Task requirements>
• 1. In the awk thread, swap "awk code" for "awk script" and write out the passage that begins at the words "2. In the above" and stops after "not ***_n.pdb anymore?".
• 2. Reproduce the rows verbatim, beginning at the line that has "Patent image size: (663, 495)." and stopping after the line that has "The sealing surface 72 is at (228, 372).".

Selection>
---+---
LinuxQuestions.org
Share your knowledge at the LQ Wiki.
Home Forums Tutorials Articles Register
Go Back   LinuxQuestions.org > Forums > Non-*NIX Forums > Programming
User Name
Password
Programming This forum is for all programming questions.
The question does not have to be directly related to Linux and any language is fair game.

Notices


Reply
  Search this Thread
Old 11-18-2011, 12:25 PM   #1
cristalp
Member
 
Registered: Aug 2011
Distribution: Linux Mint
Posts: 103

Rep: Reputation: Disabled
AWK: split the file into multiple file and request for explanation of a known code


Dear Experts,

I have a file looks like:
Code:
input_wez

.....
.....
.....
end

useless content


input_rty

....
....
....
end

uesless content

input_utl

....
....
....
end

uesless content

...
...
I want to split the file based on the patter of each input_***/end coupling. Eliminate the useless content.
The output file should have a name labled by the three code after "input_" and a sequence number, like:
Code:
wez_1.txt
rty_2.txt
utl_3.txt
...

***_9999.txt
...
The content of each file should be:
Code:
....
....
....
end
Please notice that there is not line of "input_***" and no empty line saved in the output file! The file started right from the content which was 2 lines after the "input_***" title in the big file.

No "input_***" and No that empty line between the "input_***" and the content.

I modified some other's code and now can achieve close result by:
Code:
awk -F_ '/input/{ f=$2; n++; next} f{print > f "_" n ".pdb"} /END/{close(f);f=x}' INPUTFILE
But the output file from this code looks like:
Code:
#EMPTY LINE APPEARED HERE
....
....
....
end
Please notice that the empty line which is in between of the "input_***" and the content can not be eliminated by this code.


My questions are:

1. How to eliminate the empty line by the simplest modification in above awk code

2. In the above awk code, what is the meaning of the f before
Code:
f{print > f "_" n ".pdb"}
Why when I replace it by
Code:
{print > f "_" n ".pdb"}
it gave me file name as _n.pdb, but not ***_n.pdb anymore?
Is this a general method when I am trying to write to files?
What is the general usage and functional purpose of
Code:
f{....}
?


3. In the end of my awk code, when I close the file by
Code:
{close(f);f=x}
Why do I need to reset f to x? If I do not do this, why I get the "useless content" at the end of each output file? What is the logic behind?
---+---
Provided entries>
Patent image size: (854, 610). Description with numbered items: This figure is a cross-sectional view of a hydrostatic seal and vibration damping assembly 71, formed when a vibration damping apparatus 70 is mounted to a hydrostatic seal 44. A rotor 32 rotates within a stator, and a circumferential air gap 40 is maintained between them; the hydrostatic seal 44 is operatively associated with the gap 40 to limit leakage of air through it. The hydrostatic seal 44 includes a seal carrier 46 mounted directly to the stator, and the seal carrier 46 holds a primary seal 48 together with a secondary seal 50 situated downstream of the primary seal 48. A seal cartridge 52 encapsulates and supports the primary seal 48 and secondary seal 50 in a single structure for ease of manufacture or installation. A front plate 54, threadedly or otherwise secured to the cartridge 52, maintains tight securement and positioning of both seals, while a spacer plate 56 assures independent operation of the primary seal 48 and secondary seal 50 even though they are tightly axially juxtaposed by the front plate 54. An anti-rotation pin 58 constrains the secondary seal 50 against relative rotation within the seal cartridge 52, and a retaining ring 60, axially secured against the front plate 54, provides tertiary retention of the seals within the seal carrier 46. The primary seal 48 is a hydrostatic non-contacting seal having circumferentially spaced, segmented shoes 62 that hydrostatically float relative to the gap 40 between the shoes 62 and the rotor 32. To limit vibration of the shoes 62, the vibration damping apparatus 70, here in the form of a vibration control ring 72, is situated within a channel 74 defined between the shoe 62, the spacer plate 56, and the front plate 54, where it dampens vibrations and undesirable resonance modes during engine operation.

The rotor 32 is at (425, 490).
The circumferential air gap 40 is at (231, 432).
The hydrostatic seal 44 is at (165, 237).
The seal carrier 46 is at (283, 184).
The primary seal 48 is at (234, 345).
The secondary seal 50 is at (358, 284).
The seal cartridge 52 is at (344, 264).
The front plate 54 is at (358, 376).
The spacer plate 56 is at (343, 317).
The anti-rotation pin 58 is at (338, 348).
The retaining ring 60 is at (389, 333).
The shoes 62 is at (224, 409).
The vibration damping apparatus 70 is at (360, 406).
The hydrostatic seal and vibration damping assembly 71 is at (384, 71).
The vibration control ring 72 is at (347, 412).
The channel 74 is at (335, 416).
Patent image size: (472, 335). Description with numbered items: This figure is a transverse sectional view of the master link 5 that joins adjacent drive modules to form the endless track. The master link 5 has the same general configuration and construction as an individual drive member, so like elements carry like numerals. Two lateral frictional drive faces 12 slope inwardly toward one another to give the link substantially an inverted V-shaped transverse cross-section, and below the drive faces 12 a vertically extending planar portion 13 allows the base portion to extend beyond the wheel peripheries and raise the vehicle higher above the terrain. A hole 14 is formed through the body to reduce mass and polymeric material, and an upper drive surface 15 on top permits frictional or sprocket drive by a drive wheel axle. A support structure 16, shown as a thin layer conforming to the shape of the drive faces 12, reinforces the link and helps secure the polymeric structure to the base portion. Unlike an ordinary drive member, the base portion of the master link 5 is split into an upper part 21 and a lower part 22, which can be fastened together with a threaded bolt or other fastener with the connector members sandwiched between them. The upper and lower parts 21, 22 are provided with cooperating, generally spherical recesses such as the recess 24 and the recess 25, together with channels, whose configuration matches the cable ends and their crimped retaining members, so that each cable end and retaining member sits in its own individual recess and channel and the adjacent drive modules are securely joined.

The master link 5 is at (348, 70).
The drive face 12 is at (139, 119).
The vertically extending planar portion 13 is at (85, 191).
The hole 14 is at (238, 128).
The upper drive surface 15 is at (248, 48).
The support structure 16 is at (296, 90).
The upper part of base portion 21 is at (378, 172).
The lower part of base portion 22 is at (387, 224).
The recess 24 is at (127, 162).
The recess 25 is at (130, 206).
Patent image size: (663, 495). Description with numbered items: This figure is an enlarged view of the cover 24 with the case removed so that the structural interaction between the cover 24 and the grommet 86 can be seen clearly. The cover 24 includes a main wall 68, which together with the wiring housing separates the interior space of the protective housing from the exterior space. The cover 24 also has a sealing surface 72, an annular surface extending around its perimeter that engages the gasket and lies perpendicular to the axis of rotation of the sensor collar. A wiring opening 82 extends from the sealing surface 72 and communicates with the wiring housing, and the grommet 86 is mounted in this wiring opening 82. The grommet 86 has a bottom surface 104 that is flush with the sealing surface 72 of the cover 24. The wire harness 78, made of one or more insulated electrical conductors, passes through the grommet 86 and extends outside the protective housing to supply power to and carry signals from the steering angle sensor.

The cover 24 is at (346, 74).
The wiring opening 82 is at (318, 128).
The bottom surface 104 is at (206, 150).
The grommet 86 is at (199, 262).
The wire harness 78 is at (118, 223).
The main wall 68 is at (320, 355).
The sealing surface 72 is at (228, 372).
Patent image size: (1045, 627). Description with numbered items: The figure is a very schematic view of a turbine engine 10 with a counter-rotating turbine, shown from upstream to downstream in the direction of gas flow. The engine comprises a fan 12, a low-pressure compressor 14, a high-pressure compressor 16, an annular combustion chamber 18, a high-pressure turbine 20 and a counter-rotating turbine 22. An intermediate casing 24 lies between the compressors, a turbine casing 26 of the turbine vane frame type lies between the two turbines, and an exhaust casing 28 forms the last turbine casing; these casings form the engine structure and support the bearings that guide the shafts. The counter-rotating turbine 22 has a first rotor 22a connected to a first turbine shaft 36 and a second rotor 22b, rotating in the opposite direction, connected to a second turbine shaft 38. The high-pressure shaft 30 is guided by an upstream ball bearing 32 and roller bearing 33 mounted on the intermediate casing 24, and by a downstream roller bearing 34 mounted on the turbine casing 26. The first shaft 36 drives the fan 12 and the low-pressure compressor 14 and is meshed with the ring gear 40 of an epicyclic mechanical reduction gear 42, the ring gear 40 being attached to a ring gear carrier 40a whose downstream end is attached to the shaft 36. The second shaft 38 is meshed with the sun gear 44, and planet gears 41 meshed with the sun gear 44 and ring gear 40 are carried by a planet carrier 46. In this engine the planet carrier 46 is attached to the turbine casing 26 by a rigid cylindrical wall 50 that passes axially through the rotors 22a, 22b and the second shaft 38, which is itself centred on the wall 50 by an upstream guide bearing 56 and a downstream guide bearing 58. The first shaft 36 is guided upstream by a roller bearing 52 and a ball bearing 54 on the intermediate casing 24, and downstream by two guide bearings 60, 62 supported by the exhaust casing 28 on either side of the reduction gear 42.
---+---
Responses for each task>
• 1.
2. In the above awk script, what is the meaning of the f before
Code:
f{print > f "_" n ".pdb"}
Why when I replace it by
Code:
{print > f "_" n ".pdb"}
it gave me file name as _n.pdb, but not ***_n.pdb anymore?

• 2.
Patent image size: (663, 495). Description with numbered items: This figure is an enlarged view of the cover 24 with the case removed so that the structural interaction between the cover 24 and the grommet 86 can be seen clearly. The cover 24 includes a main wall 68, which together with the wiring housing separates the interior space of the protective housing from the exterior space. The cover 24 also has a sealing surface 72, an annular surface extending around its perimeter that engages the gasket and lies perpendicular to the axis of rotation of the sensor collar. A wiring opening 82 extends from the sealing surface 72 and communicates with the wiring housing, and the grommet 86 is mounted in this wiring opening 82. The grommet 86 has a bottom surface 104 that is flush with the sealing surface 72 of the cover 24. The wire harness 78, made of one or more insulated electrical conductors, passes through the grommet 86 and extends outside the protective housing to supply power to and carry signals from the steering angle sensor.

The cover 24 is at (346, 74).
The wiring opening 82 is at (318, 128).
The bottom surface 104 is at (206, 150).
The grommet 86 is at (199, 262).
The wire harness 78 is at (118, 223).
The main wall 68 is at (320, 355).
The sealing surface 72 is at (228, 372).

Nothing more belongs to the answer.